▶ Problem requirements
Every entry below should be transcribed exactly; pictures stay out of the copy.

Chart and figure data:
——————————

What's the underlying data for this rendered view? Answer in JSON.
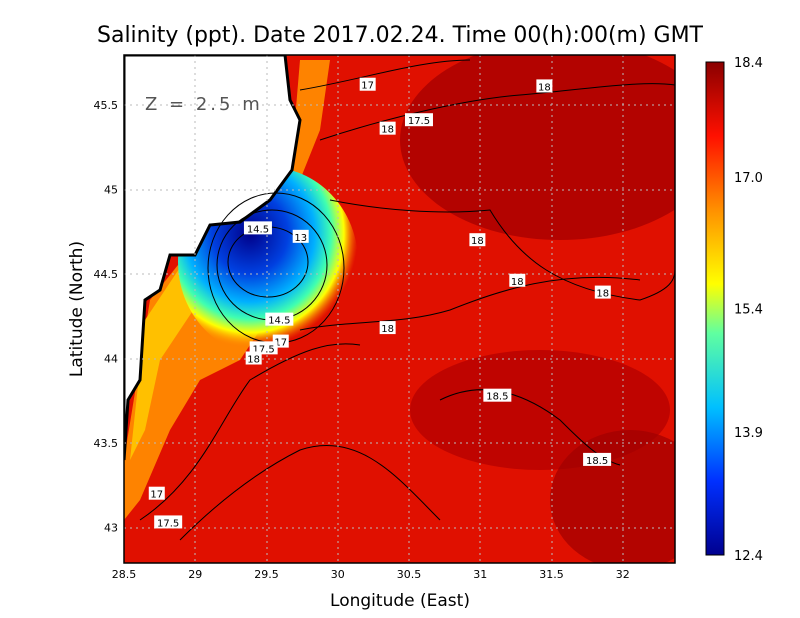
{
  "chart_data": {
    "type": "heatmap",
    "title": "Salinity (ppt). Date 2017.02.24. Time 00(h):00(m) GMT",
    "xlabel": "Longitude (East)",
    "ylabel": "Latitude (North)",
    "depth_label": "Z = 2.5 m",
    "xlim": [
      28.5,
      32.4
    ],
    "ylim": [
      42.8,
      45.8
    ],
    "xticks": [
      "28.5",
      "29",
      "29.5",
      "30",
      "30.5",
      "31",
      "31.5",
      "32"
    ],
    "xtick_values": [
      28.5,
      29,
      29.5,
      30,
      30.5,
      31,
      31.5,
      32
    ],
    "yticks": [
      "43",
      "43.5",
      "44",
      "44.5",
      "45",
      "45.5"
    ],
    "ytick_values": [
      43,
      43.5,
      44,
      44.5,
      45,
      45.5
    ],
    "grid": true,
    "colorbar": {
      "min": 12.4,
      "max": 18.4,
      "ticks": [
        "18.4",
        "17.0",
        "15.4",
        "13.9",
        "12.4"
      ],
      "tick_values": [
        18.4,
        17.0,
        15.4,
        13.9,
        12.4
      ]
    },
    "contour_labels": [
      {
        "text": "17",
        "lon": 30.21,
        "lat": 45.62
      },
      {
        "text": "18",
        "lon": 31.45,
        "lat": 45.61
      },
      {
        "text": "17.5",
        "lon": 30.57,
        "lat": 45.41
      },
      {
        "text": "18",
        "lon": 30.35,
        "lat": 45.36
      },
      {
        "text": "14.5",
        "lon": 29.44,
        "lat": 44.77
      },
      {
        "text": "13",
        "lon": 29.74,
        "lat": 44.72
      },
      {
        "text": "18",
        "lon": 30.98,
        "lat": 44.7
      },
      {
        "text": "18",
        "lon": 31.26,
        "lat": 44.46
      },
      {
        "text": "18",
        "lon": 31.86,
        "lat": 44.39
      },
      {
        "text": "14.5",
        "lon": 29.59,
        "lat": 44.23
      },
      {
        "text": "18",
        "lon": 30.35,
        "lat": 44.18
      },
      {
        "text": "17",
        "lon": 29.6,
        "lat": 44.1
      },
      {
        "text": "17.5",
        "lon": 29.48,
        "lat": 44.06
      },
      {
        "text": "18",
        "lon": 29.41,
        "lat": 44.0
      },
      {
        "text": "18.5",
        "lon": 31.12,
        "lat": 43.78
      },
      {
        "text": "18.5",
        "lon": 31.82,
        "lat": 43.4
      },
      {
        "text": "17",
        "lon": 28.73,
        "lat": 43.2
      },
      {
        "text": "17.5",
        "lon": 28.81,
        "lat": 43.03
      }
    ]
  }
}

——————————

▶ Result of the task
What's the underlying data for this rendered view? Answer in JSON.
{
  "chart_data": {
    "type": "heatmap",
    "title": "Salinity (ppt). Date 2017.02.24. Time 00(h):00(m) GMT",
    "xlabel": "Longitude (East)",
    "ylabel": "Latitude (North)",
    "depth_label": "Z = 2.5 m",
    "xlim": [
      28.5,
      32.4
    ],
    "ylim": [
      42.8,
      45.8
    ],
    "xticks": [
      "28.5",
      "29",
      "29.5",
      "30",
      "30.5",
      "31",
      "31.5",
      "32"
    ],
    "xtick_values": [
      28.5,
      29,
      29.5,
      30,
      30.5,
      31,
      31.5,
      32
    ],
    "yticks": [
      "43",
      "43.5",
      "44",
      "44.5",
      "45",
      "45.5"
    ],
    "ytick_values": [
      43,
      43.5,
      44,
      44.5,
      45,
      45.5
    ],
    "grid": true,
    "colorbar": {
      "min": 12.4,
      "max": 18.4,
      "ticks": [
        "18.4",
        "17.0",
        "15.4",
        "13.9",
        "12.4"
      ],
      "tick_values": [
        18.4,
        17.0,
        15.4,
        13.9,
        12.4
      ]
    },
    "contour_labels": [
      {
        "text": "17",
        "lon": 30.21,
        "lat": 45.62
      },
      {
        "text": "18",
        "lon": 31.45,
        "lat": 45.61
      },
      {
        "text": "17.5",
        "lon": 30.57,
        "lat": 45.41
      },
      {
        "text": "18",
        "lon": 30.35,
        "lat": 45.36
      },
      {
        "text": "14.5",
        "lon": 29.44,
        "lat": 44.77
      },
      {
        "text": "13",
        "lon": 29.74,
        "lat": 44.72
      },
      {
        "text": "18",
        "lon": 30.98,
        "lat": 44.7
      },
      {
        "text": "18",
        "lon": 31.26,
        "lat": 44.46
      },
      {
        "text": "18",
        "lon": 31.86,
        "lat": 44.39
      },
      {
        "text": "14.5",
        "lon": 29.59,
        "lat": 44.23
      },
      {
        "text": "18",
        "lon": 30.35,
        "lat": 44.18
      },
      {
        "text": "17",
        "lon": 29.6,
        "lat": 44.1
      },
      {
        "text": "17.5",
        "lon": 29.48,
        "lat": 44.06
      },
      {
        "text": "18",
        "lon": 29.41,
        "lat": 44.0
      },
      {
        "text": "18.5",
        "lon": 31.12,
        "lat": 43.78
      },
      {
        "text": "18.5",
        "lon": 31.82,
        "lat": 43.4
      },
      {
        "text": "17",
        "lon": 28.73,
        "lat": 43.2
      },
      {
        "text": "17.5",
        "lon": 28.81,
        "lat": 43.03
      }
    ]
  }
}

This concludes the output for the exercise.